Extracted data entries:
[START]

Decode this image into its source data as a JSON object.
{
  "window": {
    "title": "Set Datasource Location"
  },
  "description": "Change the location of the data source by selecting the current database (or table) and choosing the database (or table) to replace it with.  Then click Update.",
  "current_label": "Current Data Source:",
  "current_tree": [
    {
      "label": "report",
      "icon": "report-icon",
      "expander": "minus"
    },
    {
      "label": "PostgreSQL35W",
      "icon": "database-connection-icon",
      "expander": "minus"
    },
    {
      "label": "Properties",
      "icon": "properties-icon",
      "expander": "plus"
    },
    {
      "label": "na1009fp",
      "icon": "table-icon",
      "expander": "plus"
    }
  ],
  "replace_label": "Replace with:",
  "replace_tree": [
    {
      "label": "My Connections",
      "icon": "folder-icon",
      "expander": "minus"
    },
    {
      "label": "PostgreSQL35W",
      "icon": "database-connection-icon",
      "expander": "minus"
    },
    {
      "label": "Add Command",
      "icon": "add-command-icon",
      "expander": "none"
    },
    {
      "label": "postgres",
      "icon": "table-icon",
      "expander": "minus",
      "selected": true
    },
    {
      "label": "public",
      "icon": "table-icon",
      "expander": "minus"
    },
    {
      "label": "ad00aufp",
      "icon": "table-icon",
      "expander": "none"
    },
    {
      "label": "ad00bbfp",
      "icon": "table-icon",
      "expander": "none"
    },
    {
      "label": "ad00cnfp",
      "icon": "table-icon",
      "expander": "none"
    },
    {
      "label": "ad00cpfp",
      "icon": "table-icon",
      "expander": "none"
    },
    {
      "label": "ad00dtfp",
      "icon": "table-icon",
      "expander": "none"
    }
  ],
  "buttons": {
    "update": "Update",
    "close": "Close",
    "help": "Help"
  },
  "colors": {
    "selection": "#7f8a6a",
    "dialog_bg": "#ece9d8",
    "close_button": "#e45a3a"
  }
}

[END]

● AIM OF THE EXERCISE
Write out all of the records above exactly as they appear.

● TASK ANSWER
Decode this image into its source data as a JSON object.
{
  "window": {
    "title": "Set Datasource Location"
  },
  "description": "Change the location of the data source by selecting the current database (or table) and choosing the database (or table) to replace it with.  Then click Update.",
  "current_label": "Current Data Source:",
  "current_tree": [
    {
      "label": "report",
      "icon": "report-icon",
      "expander": "minus"
    },
    {
      "label": "PostgreSQL35W",
      "icon": "database-connection-icon",
      "expander": "minus"
    },
    {
      "label": "Properties",
      "icon": "properties-icon",
      "expander": "plus"
    },
    {
      "label": "na1009fp",
      "icon": "table-icon",
      "expander": "plus"
    }
  ],
  "replace_label": "Replace with:",
  "replace_tree": [
    {
      "label": "My Connections",
      "icon": "folder-icon",
      "expander": "minus"
    },
    {
      "label": "PostgreSQL35W",
      "icon": "database-connection-icon",
      "expander": "minus"
    },
    {
      "label": "Add Command",
      "icon": "add-command-icon",
      "expander": "none"
    },
    {
      "label": "postgres",
      "icon": "table-icon",
      "expander": "minus",
      "selected": true
    },
    {
      "label": "public",
      "icon": "table-icon",
      "expander": "minus"
    },
    {
      "label": "ad00aufp",
      "icon": "table-icon",
      "expander": "none"
    },
    {
      "label": "ad00bbfp",
      "icon": "table-icon",
      "expander": "none"
    },
    {
      "label": "ad00cnfp",
      "icon": "table-icon",
      "expander": "none"
    },
    {
      "label": "ad00cpfp",
      "icon": "table-icon",
      "expander": "none"
    },
    {
      "label": "ad00dtfp",
      "icon": "table-icon",
      "expander": "none"
    }
  ],
  "buttons": {
    "update": "Update",
    "close": "Close",
    "help": "Help"
  },
  "colors": {
    "selection": "#7f8a6a",
    "dialog_bg": "#ece9d8",
    "close_button": "#e45a3a"
  }
}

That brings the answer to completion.